▸ **Data listing**
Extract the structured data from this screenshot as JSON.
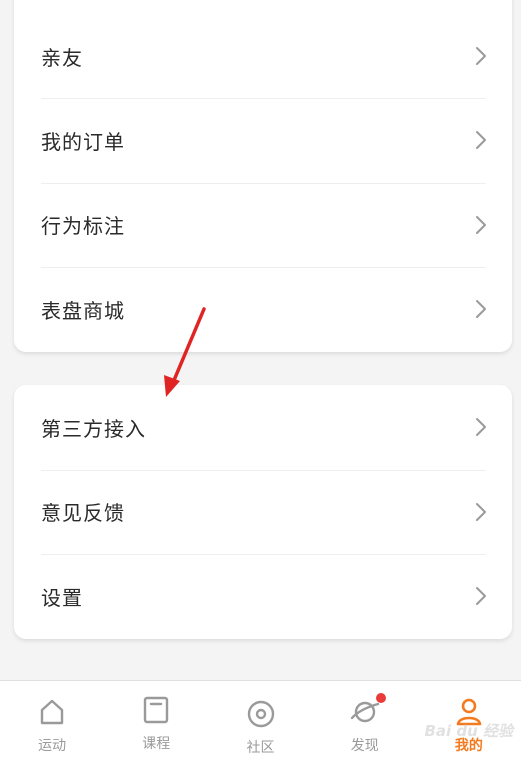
{
  "group1": {
    "items": [
      {
        "label": "亲友"
      },
      {
        "label": "我的订单"
      },
      {
        "label": "行为标注"
      },
      {
        "label": "表盘商城"
      }
    ]
  },
  "group2": {
    "items": [
      {
        "label": "第三方接入"
      },
      {
        "label": "意见反馈"
      },
      {
        "label": "设置"
      }
    ]
  },
  "tabbar": {
    "tabs": [
      {
        "label": "运动",
        "icon": "home-icon"
      },
      {
        "label": "课程",
        "icon": "course-icon"
      },
      {
        "label": "社区",
        "icon": "community-icon"
      },
      {
        "label": "发现",
        "icon": "discover-icon",
        "badge": true
      },
      {
        "label": "我的",
        "icon": "profile-icon",
        "active": true
      }
    ]
  },
  "colors": {
    "accent": "#f47a1f",
    "annotation_arrow": "#e02424",
    "badge": "#ea3b3b",
    "inactive": "#9a9a9a"
  },
  "watermark": "Bai du 经验"
}
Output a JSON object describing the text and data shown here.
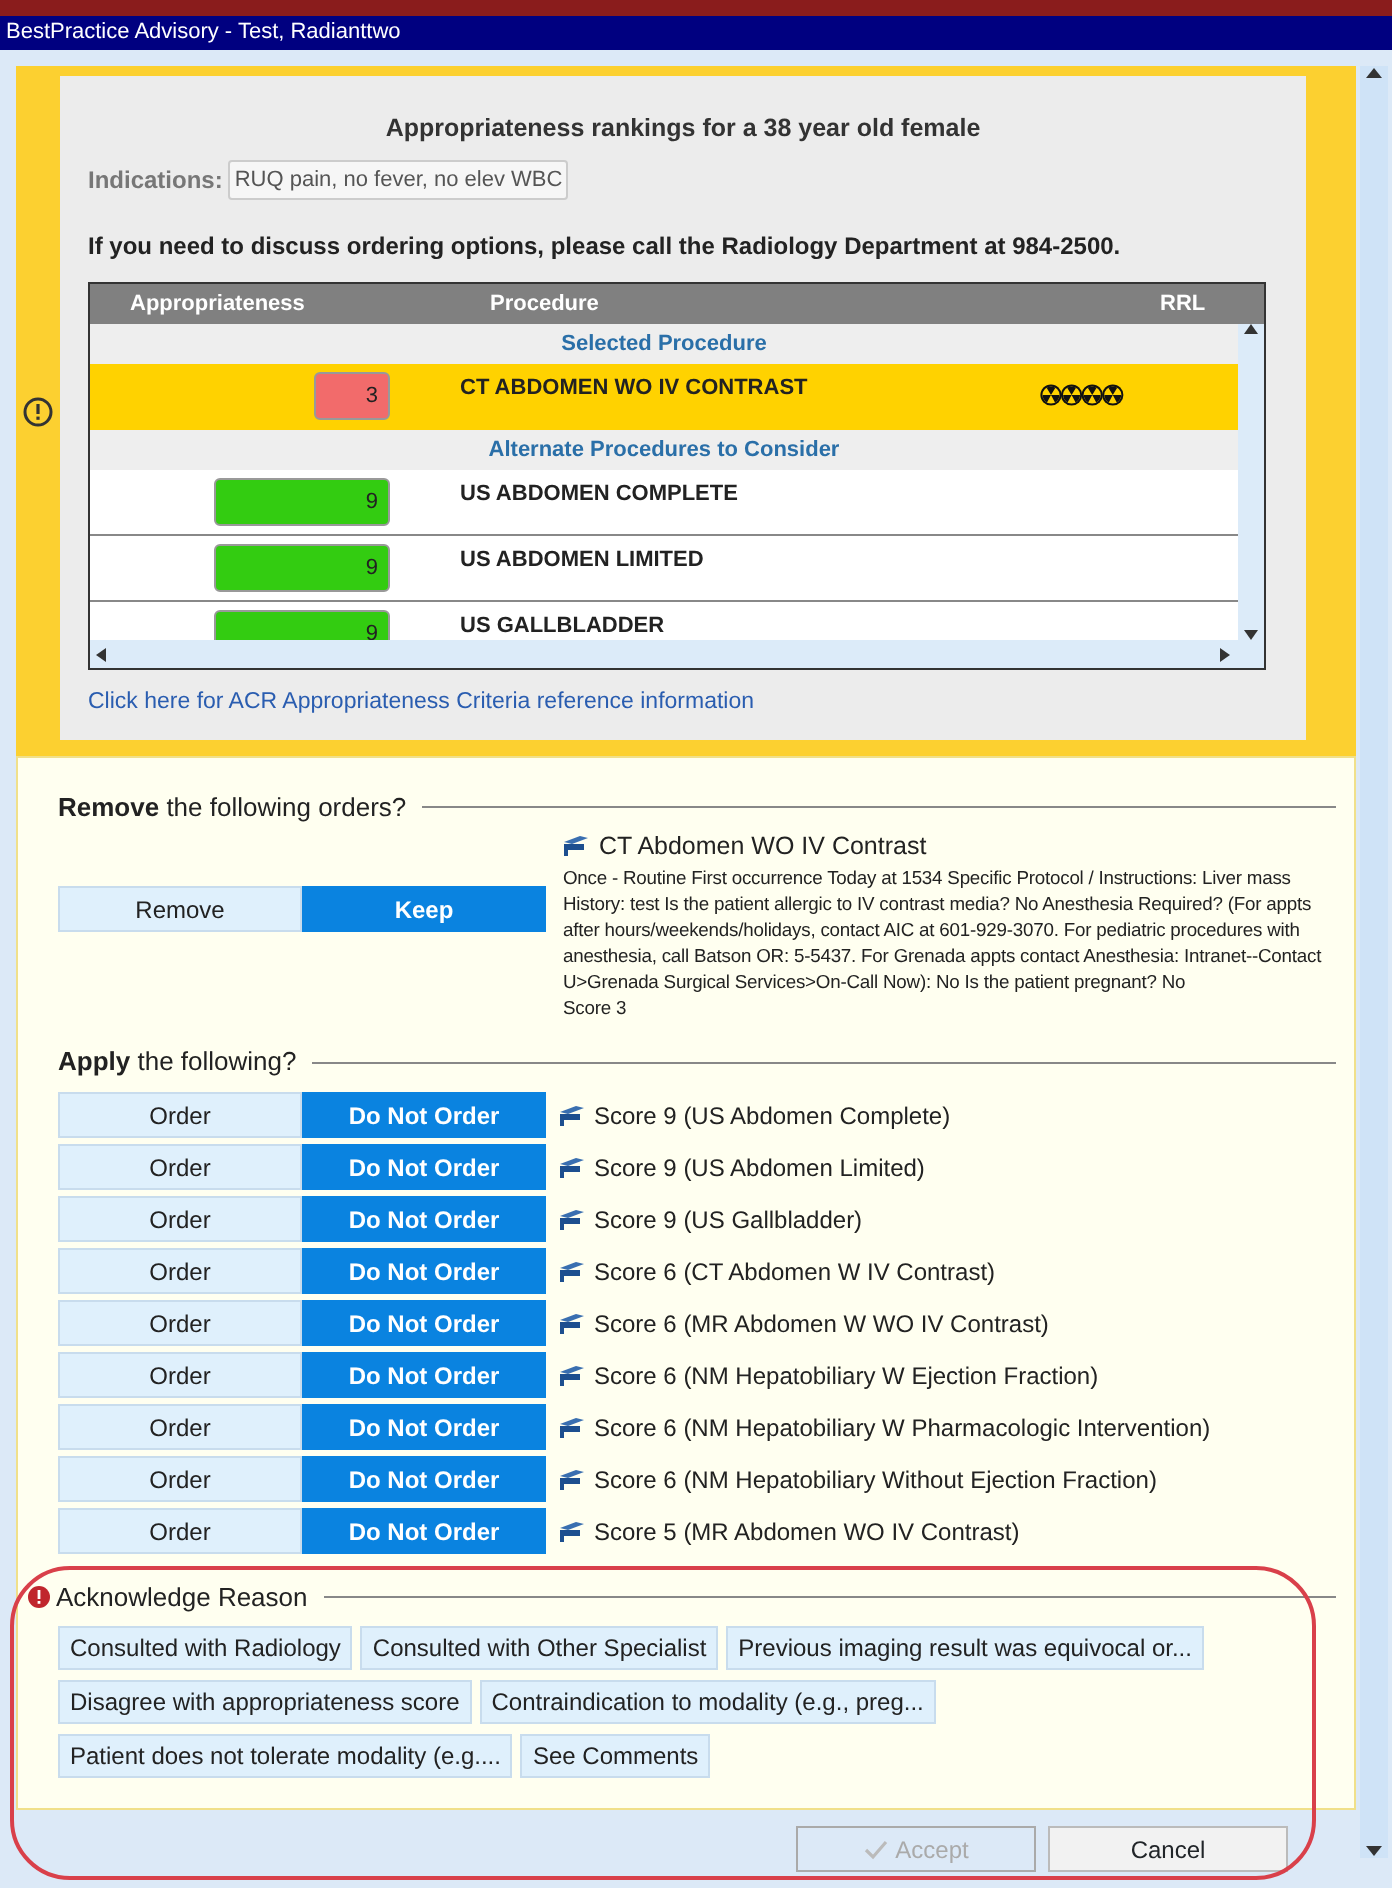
{
  "window": {
    "title": "BestPractice Advisory - Test, Radianttwo"
  },
  "advisory": {
    "heading": "Appropriateness rankings for a 38 year old female",
    "indications_label": "Indications:",
    "indications_value": "RUQ pain, no fever, no elev WBC",
    "notice": "If you need to discuss ordering options, please call the Radiology Department at 984-2500.",
    "table": {
      "columns": [
        "Appropriateness",
        "Procedure",
        "RRL"
      ],
      "groups": [
        {
          "heading": "Selected Procedure",
          "rows": [
            {
              "score": "3",
              "color": "#f26b6b",
              "procedure": "CT ABDOMEN WO IV CONTRAST",
              "selected": true,
              "radiation": true
            }
          ]
        },
        {
          "heading": "Alternate Procedures to Consider",
          "rows": [
            {
              "score": "9",
              "color": "#33cc11",
              "procedure": "US ABDOMEN COMPLETE",
              "selected": false,
              "radiation": false
            },
            {
              "score": "9",
              "color": "#33cc11",
              "procedure": "US ABDOMEN LIMITED",
              "selected": false,
              "radiation": false
            },
            {
              "score": "9",
              "color": "#33cc11",
              "procedure": "US GALLBLADDER",
              "selected": false,
              "radiation": false
            }
          ]
        }
      ]
    },
    "link": "Click here for ACR Appropriateness Criteria reference information"
  },
  "remove_section": {
    "heading": "**Remove** the following orders?",
    "buttons": [
      {
        "label": "Remove",
        "selected": false
      },
      {
        "label": "Keep",
        "selected": true
      }
    ],
    "order": {
      "title": "CT Abdomen WO IV Contrast",
      "details": "Once - Routine First occurrence Today at 1534 Specific Protocol / Instructions: Liver mass History: test Is the patient allergic to IV contrast media? No Anesthesia Required? (For appts after hours/weekends/holidays, contact AIC at 601-929-3070. For pediatric procedures with anesthesia, call Batson OR: 5-5437. For Grenada appts contact Anesthesia: Intranet--Contact U>Grenada Surgical Services>On-Call Now): No Is the patient pregnant? No",
      "score": "Score 3"
    }
  },
  "apply_section": {
    "heading": "**Apply** the following?",
    "items": [
      {
        "order_label": "Order",
        "skip_label": "Do Not Order",
        "ordered": false,
        "text": "Score 9 (US Abdomen Complete)"
      },
      {
        "order_label": "Order",
        "skip_label": "Do Not Order",
        "ordered": false,
        "text": "Score 9 (US Abdomen Limited)"
      },
      {
        "order_label": "Order",
        "skip_label": "Do Not Order",
        "ordered": false,
        "text": "Score 9 (US Gallbladder)"
      },
      {
        "order_label": "Order",
        "skip_label": "Do Not Order",
        "ordered": false,
        "text": "Score 6 (CT Abdomen W IV Contrast)"
      },
      {
        "order_label": "Order",
        "skip_label": "Do Not Order",
        "ordered": false,
        "text": "Score 6 (MR Abdomen W WO IV Contrast)"
      },
      {
        "order_label": "Order",
        "skip_label": "Do Not Order",
        "ordered": false,
        "text": "Score 6 (NM Hepatobiliary W Ejection Fraction)"
      },
      {
        "order_label": "Order",
        "skip_label": "Do Not Order",
        "ordered": false,
        "text": "Score 6 (NM Hepatobiliary W Pharmacologic Intervention)"
      },
      {
        "order_label": "Order",
        "skip_label": "Do Not Order",
        "ordered": false,
        "text": "Score 6 (NM Hepatobiliary Without Ejection Fraction)"
      },
      {
        "order_label": "Order",
        "skip_label": "Do Not Order",
        "ordered": false,
        "text": "Score 5 (MR Abdomen WO IV Contrast)"
      }
    ]
  },
  "acknowledge": {
    "heading": "Acknowledge Reason",
    "required": true,
    "reasons": [
      [
        "Consulted with Radiology",
        "Consulted with Other Specialist",
        "Previous imaging result was equivocal or..."
      ],
      [
        "Disagree with appropriateness score",
        "Contraindication to modality (e.g., preg..."
      ],
      [
        "Patient does not tolerate modality (e.g....",
        "See Comments"
      ]
    ]
  },
  "footer": {
    "buttons": [
      {
        "label": "Accept",
        "disabled": true
      },
      {
        "label": "Cancel",
        "disabled": false
      }
    ]
  }
}
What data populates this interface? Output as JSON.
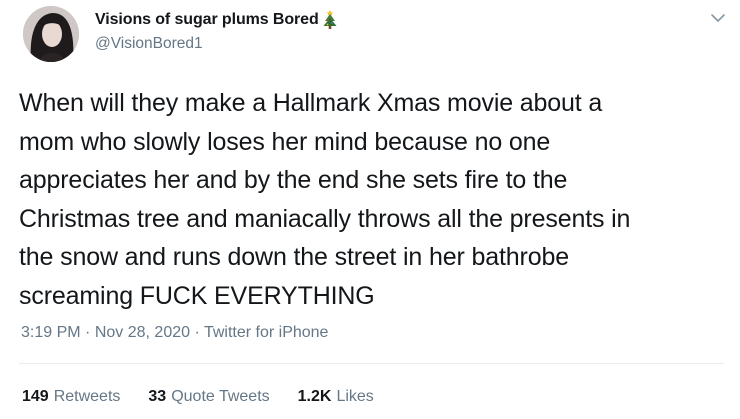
{
  "user": {
    "display_name": "Visions of sugar plums Bored",
    "handle": "@VisionBored1",
    "avatar_icon": "avatar-photo",
    "name_emoji_icon": "christmas-tree-icon"
  },
  "tweet": {
    "text": "When will they make a Hallmark Xmas movie about a\nmom who slowly loses her mind because no one\nappreciates her and by the end she sets fire to the\nChristmas tree and maniacally throws all the presents in\nthe snow and runs down the street in her bathrobe\nscreaming FUCK EVERYTHING"
  },
  "meta": {
    "time": "3:19 PM",
    "separator": "·",
    "date": "Nov 28, 2020",
    "source": "Twitter for iPhone"
  },
  "stats": {
    "retweets_count": "149",
    "retweets_label": "Retweets",
    "quotes_count": "33",
    "quotes_label": "Quote Tweets",
    "likes_count": "1.2K",
    "likes_label": "Likes"
  },
  "colors": {
    "text_primary": "#14171a",
    "text_secondary": "#657786",
    "divider": "#e6ecf0"
  },
  "menu_icon": "chevron-down-icon"
}
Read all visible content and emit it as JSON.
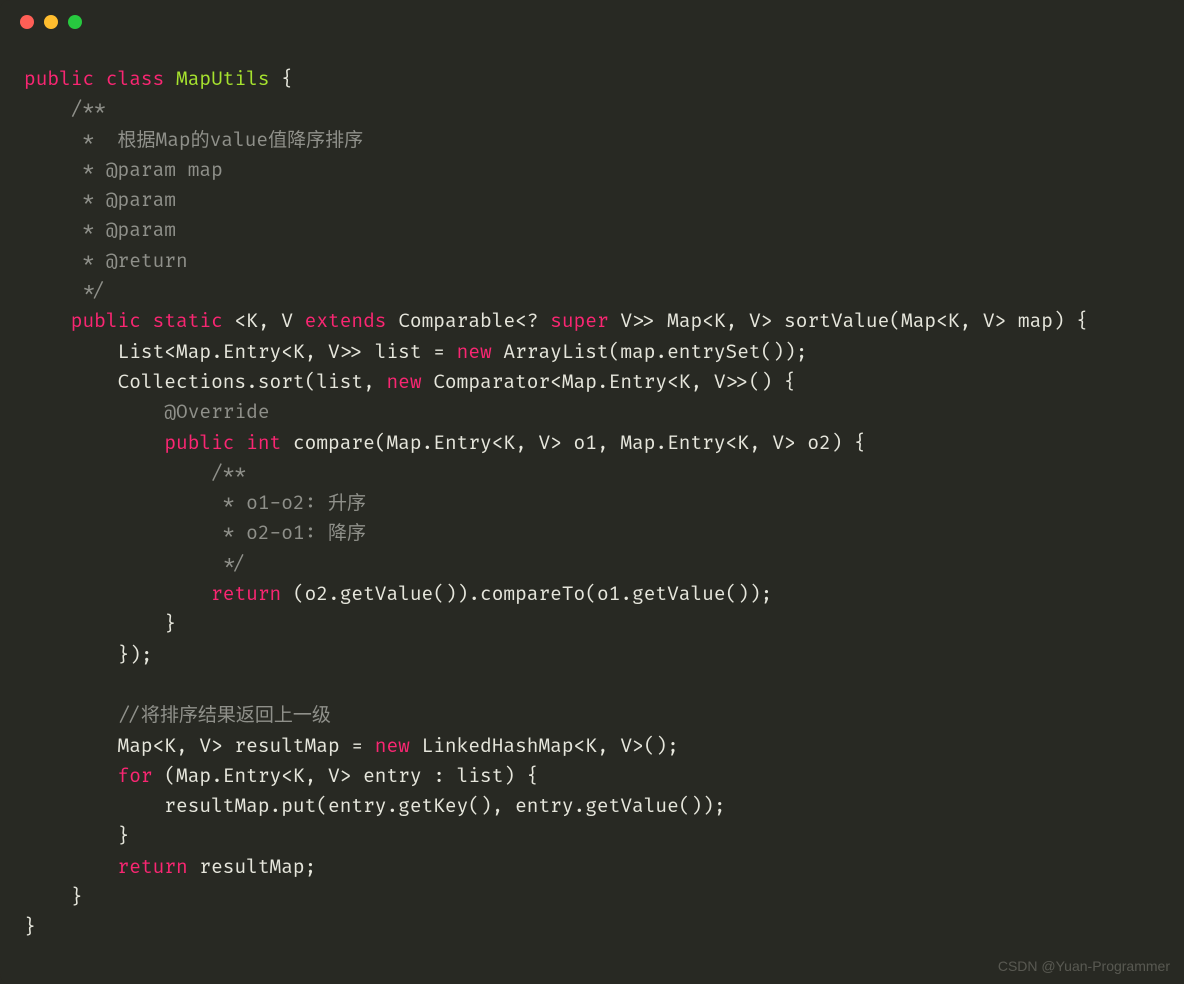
{
  "window": {
    "dots": [
      "red",
      "yellow",
      "green"
    ]
  },
  "watermark": "CSDN @Yuan-Programmer",
  "code": {
    "l1": {
      "kw_public": "public",
      "kw_class": "class",
      "name": "MapUtils",
      "rest": " {"
    },
    "l2": "    /**",
    "l3": "     *  根据Map的value值降序排序",
    "l4": "     * @param map",
    "l5": "     * @param",
    "l6": "     * @param",
    "l7": "     * @return",
    "l8": "     */",
    "l9": {
      "lead": "    ",
      "kw_public": "public",
      "kw_static": "static",
      "g1": " <K, V ",
      "kw_extends": "extends",
      "g2": " Comparable<? ",
      "kw_super": "super",
      "g3": " V>> Map<K, V> sortValue(Map<K, V> map) {"
    },
    "l10": {
      "lead": "        List<Map.Entry<K, V>> list = ",
      "kw_new": "new",
      "rest": " ArrayList(map.entrySet());"
    },
    "l11": {
      "lead": "        Collections.sort(list, ",
      "kw_new": "new",
      "rest": " Comparator<Map.Entry<K, V>>() {"
    },
    "l12": "            @Override",
    "l13": {
      "lead": "            ",
      "kw_public": "public",
      "sp": " ",
      "kw_int": "int",
      "rest": " compare(Map.Entry<K, V> o1, Map.Entry<K, V> o2) {"
    },
    "l14": "                /**",
    "l15": "                 * o1-o2: 升序",
    "l16": "                 * o2-o1: 降序",
    "l17": "                 */",
    "l18": {
      "lead": "                ",
      "kw_return": "return",
      "rest": " (o2.getValue()).compareTo(o1.getValue());"
    },
    "l19": "            }",
    "l20": "        });",
    "l21": "",
    "l22": "        //将排序结果返回上一级",
    "l23": {
      "lead": "        Map<K, V> resultMap = ",
      "kw_new": "new",
      "rest": " LinkedHashMap<K, V>();"
    },
    "l24": {
      "lead": "        ",
      "kw_for": "for",
      "rest": " (Map.Entry<K, V> entry : list) {"
    },
    "l25": "            resultMap.put(entry.getKey(), entry.getValue());",
    "l26": "        }",
    "l27": {
      "lead": "        ",
      "kw_return": "return",
      "rest": " resultMap;"
    },
    "l28": "    }",
    "l29": "}"
  }
}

▸ **The request**
Show all lines above holding "tree".

▸ **Complete answer**
    "name_emoji_icon": "christmas-tree-icon"
    "text": "When will they make a Hallmark Xmas movie about a\nmom who slowly loses her mind because no one\nappreciates her and by the end she sets fire to the\nChristmas tree and maniacally throws all the presents in\nthe snow and runs down the street in her bathrobe\nscreaming FUCK EVERYTHING"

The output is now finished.